#### Set problem:
Arrange the items as a numbered list, from the first line through the line that contains "answer-letter: C. <box>476 660 492 675</box>", and leave out any blank lines.

#### Records shown:
_ _ _ _ _ _ _

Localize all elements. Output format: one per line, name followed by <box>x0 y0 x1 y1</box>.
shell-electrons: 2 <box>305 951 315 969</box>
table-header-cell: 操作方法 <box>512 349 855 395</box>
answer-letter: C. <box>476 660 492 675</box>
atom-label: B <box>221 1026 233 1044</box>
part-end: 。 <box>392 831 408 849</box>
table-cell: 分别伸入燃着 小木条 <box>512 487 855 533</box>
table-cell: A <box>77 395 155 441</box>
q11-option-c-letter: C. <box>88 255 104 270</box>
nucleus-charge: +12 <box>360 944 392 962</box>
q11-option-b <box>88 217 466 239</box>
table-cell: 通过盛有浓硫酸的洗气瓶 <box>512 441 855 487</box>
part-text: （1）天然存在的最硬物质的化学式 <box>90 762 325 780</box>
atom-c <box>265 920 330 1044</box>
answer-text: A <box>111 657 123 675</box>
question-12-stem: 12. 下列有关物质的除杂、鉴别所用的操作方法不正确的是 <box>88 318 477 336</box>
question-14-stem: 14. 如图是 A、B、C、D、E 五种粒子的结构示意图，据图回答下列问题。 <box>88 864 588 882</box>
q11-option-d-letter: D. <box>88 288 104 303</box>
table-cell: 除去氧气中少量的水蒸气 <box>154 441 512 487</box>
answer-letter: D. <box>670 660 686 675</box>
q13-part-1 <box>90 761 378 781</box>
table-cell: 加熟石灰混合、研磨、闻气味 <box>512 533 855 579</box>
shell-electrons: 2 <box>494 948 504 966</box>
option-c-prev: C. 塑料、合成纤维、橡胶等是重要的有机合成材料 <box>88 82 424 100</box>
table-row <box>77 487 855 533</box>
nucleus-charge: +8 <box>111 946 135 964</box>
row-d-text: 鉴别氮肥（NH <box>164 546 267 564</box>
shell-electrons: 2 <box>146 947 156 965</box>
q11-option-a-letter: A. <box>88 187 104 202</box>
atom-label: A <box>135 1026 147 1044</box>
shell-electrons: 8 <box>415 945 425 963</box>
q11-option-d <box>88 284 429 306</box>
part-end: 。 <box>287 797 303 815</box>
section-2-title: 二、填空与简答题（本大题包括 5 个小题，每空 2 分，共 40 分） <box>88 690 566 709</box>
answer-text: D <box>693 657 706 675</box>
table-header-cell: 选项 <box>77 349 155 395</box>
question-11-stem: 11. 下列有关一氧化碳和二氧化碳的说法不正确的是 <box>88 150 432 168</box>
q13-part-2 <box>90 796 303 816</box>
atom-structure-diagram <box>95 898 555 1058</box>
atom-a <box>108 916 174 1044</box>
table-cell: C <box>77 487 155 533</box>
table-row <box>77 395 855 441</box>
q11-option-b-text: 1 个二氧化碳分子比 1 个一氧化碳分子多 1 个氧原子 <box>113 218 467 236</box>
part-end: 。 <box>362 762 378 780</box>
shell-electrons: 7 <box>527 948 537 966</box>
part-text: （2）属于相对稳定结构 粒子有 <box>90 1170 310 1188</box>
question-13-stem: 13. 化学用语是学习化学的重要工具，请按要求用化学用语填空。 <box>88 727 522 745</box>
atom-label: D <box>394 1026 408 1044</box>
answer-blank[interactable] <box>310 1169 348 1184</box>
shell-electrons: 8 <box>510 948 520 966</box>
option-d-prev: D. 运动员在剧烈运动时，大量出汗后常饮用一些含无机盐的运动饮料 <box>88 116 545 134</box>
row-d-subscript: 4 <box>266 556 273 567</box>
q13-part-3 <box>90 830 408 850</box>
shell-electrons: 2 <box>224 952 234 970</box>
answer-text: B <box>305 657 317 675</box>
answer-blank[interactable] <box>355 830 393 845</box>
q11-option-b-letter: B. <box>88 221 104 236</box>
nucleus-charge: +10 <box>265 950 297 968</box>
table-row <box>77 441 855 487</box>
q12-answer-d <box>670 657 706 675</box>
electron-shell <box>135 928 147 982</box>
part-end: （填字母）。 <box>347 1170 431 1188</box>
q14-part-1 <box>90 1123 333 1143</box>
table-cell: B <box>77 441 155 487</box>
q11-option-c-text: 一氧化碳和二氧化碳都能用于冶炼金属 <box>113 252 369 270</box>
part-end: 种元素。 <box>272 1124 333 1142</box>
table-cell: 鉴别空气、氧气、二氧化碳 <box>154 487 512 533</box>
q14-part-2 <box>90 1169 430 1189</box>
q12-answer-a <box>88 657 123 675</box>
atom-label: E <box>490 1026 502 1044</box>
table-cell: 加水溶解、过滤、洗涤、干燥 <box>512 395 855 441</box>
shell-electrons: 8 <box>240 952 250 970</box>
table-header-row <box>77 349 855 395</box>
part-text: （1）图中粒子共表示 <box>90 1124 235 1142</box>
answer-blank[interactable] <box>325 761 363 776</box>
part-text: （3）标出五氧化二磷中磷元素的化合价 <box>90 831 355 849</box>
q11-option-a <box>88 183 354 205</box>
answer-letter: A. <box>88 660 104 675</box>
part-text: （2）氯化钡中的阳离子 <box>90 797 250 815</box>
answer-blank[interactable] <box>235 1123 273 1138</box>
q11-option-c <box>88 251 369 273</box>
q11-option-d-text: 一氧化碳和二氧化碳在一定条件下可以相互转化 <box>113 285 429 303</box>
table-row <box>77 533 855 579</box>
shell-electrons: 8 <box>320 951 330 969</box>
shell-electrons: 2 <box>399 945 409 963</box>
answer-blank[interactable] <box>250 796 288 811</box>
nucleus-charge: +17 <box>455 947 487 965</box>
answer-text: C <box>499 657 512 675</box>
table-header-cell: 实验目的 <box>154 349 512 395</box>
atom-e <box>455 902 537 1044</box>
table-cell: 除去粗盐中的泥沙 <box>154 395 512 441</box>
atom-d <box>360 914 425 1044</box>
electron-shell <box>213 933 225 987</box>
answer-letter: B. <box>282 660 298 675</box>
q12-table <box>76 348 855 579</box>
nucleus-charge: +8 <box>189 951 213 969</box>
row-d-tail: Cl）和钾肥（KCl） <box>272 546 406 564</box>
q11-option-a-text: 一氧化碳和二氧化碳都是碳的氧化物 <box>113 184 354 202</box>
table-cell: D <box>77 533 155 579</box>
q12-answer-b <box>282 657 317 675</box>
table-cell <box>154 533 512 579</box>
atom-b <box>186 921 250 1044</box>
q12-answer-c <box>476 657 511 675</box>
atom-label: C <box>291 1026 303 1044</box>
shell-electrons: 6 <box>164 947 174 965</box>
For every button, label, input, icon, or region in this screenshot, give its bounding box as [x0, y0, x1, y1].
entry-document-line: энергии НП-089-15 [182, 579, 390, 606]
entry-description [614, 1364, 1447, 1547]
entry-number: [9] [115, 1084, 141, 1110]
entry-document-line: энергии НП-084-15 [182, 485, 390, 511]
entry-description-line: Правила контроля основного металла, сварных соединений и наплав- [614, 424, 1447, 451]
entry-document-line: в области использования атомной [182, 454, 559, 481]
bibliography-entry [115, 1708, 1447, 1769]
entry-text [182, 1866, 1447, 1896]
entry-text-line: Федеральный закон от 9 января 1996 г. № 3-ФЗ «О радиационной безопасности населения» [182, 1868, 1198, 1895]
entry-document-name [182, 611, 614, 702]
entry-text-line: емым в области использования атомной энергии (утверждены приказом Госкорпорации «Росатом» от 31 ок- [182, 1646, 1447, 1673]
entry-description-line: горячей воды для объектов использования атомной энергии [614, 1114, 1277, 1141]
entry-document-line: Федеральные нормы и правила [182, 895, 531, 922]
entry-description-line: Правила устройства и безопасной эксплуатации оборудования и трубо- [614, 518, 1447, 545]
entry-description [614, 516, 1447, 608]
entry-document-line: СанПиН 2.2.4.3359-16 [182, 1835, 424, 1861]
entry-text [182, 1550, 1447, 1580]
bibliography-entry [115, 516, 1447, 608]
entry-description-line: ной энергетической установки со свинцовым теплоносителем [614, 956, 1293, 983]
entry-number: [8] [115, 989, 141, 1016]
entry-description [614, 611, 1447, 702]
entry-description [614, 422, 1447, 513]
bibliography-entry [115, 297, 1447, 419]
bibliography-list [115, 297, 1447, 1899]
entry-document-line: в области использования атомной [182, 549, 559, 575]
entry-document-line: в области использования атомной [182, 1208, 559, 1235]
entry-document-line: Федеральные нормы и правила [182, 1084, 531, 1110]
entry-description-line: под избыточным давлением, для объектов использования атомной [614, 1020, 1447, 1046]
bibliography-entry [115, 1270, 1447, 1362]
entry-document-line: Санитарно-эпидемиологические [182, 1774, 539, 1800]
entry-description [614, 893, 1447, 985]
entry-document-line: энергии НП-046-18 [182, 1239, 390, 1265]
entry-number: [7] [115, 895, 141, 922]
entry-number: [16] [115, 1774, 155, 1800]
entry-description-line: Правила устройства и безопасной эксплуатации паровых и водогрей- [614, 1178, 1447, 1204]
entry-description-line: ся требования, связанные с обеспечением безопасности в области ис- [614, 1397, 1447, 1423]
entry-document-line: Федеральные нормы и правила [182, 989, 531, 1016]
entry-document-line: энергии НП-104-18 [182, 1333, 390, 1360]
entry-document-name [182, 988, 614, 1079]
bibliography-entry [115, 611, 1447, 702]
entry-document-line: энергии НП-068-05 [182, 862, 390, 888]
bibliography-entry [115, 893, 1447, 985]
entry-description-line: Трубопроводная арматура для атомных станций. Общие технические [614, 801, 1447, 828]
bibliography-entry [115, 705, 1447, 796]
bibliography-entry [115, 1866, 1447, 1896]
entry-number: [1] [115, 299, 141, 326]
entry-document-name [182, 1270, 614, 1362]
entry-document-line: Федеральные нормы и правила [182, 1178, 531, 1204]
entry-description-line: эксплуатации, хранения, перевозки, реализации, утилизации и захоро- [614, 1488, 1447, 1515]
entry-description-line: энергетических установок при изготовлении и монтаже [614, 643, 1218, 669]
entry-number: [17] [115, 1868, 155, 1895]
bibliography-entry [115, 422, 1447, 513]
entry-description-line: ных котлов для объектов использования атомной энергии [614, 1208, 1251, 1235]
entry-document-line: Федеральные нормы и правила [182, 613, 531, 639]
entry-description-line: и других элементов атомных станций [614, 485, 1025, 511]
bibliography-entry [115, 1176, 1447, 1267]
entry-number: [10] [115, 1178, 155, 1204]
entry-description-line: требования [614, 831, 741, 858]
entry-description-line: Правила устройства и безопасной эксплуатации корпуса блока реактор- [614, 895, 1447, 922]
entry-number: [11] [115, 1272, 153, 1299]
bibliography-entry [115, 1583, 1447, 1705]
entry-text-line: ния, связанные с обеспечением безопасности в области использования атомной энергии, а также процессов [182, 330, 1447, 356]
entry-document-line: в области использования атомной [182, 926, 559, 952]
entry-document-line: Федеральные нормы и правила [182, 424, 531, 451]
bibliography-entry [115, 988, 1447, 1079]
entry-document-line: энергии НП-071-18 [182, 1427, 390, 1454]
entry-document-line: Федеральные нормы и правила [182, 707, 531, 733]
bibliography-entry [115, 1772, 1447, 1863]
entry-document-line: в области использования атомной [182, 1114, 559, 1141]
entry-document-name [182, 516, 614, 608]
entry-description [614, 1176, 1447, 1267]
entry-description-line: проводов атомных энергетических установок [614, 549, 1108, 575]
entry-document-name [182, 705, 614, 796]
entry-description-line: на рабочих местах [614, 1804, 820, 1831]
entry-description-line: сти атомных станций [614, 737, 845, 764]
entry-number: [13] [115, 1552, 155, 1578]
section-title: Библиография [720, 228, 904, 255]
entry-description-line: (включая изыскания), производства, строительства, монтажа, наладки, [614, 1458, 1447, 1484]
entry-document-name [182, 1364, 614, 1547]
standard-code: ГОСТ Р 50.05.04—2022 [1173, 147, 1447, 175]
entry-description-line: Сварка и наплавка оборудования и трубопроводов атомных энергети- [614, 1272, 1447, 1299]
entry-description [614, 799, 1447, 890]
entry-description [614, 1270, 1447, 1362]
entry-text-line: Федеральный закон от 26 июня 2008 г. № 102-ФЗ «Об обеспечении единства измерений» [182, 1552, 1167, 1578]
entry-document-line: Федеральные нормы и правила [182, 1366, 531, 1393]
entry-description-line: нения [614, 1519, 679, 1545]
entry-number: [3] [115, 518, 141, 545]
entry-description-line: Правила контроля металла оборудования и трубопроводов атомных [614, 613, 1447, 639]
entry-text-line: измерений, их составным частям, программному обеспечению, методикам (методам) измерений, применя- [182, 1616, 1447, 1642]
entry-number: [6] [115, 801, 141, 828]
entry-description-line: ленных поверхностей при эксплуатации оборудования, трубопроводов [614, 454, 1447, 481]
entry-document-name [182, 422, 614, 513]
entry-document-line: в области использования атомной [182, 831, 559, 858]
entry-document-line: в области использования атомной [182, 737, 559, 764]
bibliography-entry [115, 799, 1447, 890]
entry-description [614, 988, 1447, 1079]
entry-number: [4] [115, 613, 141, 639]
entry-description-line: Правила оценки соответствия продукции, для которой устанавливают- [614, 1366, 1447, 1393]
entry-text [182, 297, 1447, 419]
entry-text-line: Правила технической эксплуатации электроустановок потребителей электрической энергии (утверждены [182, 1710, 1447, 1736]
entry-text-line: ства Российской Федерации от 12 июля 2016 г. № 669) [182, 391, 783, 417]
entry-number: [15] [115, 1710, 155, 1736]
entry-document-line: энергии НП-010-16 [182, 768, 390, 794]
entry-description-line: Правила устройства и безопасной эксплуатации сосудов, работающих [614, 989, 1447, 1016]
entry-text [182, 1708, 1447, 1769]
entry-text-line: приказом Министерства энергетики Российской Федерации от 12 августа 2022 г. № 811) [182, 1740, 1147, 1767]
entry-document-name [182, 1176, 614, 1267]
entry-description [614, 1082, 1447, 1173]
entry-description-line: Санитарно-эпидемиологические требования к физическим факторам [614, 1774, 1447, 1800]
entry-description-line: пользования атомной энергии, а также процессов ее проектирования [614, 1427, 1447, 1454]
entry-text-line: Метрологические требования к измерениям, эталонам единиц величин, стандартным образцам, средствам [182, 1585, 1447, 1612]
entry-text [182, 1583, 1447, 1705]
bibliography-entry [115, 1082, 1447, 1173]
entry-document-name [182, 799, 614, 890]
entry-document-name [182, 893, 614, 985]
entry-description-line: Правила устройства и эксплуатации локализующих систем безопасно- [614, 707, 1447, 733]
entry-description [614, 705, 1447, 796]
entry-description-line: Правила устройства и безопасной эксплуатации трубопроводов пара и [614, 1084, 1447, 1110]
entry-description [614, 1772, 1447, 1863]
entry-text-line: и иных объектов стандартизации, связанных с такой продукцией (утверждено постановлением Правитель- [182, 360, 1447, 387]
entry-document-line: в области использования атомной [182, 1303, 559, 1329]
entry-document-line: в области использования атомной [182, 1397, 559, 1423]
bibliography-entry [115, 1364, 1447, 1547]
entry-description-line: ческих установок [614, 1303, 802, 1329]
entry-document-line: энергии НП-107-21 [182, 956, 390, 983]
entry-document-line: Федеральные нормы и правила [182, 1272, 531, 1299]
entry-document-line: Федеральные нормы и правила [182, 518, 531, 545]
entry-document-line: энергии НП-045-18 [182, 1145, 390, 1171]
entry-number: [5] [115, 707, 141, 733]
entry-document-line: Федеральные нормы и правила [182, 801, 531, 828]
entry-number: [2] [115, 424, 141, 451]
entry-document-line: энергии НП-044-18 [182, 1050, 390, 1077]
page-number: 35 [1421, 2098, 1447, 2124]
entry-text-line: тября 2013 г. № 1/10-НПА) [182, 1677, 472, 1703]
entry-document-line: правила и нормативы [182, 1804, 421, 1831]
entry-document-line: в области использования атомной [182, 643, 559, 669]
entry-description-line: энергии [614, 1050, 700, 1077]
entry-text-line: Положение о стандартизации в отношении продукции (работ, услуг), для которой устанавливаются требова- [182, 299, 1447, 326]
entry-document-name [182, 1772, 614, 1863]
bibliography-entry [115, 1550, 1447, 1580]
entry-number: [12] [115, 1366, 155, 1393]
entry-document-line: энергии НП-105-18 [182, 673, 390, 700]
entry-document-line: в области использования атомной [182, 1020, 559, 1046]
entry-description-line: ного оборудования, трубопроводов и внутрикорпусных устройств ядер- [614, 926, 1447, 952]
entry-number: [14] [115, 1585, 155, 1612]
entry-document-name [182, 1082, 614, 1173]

_ _ _ _ _ _ _

#### Written solution:
1. Localize all elements. Output format: one per line, name followed by <box>x0 y0 x1 y1</box>.
2. shell-electrons: 2 <box>305 951 315 969</box>
3. table-header-cell: 操作方法 <box>512 349 855 395</box>
4. answer-letter: C. <box>476 660 492 675</box>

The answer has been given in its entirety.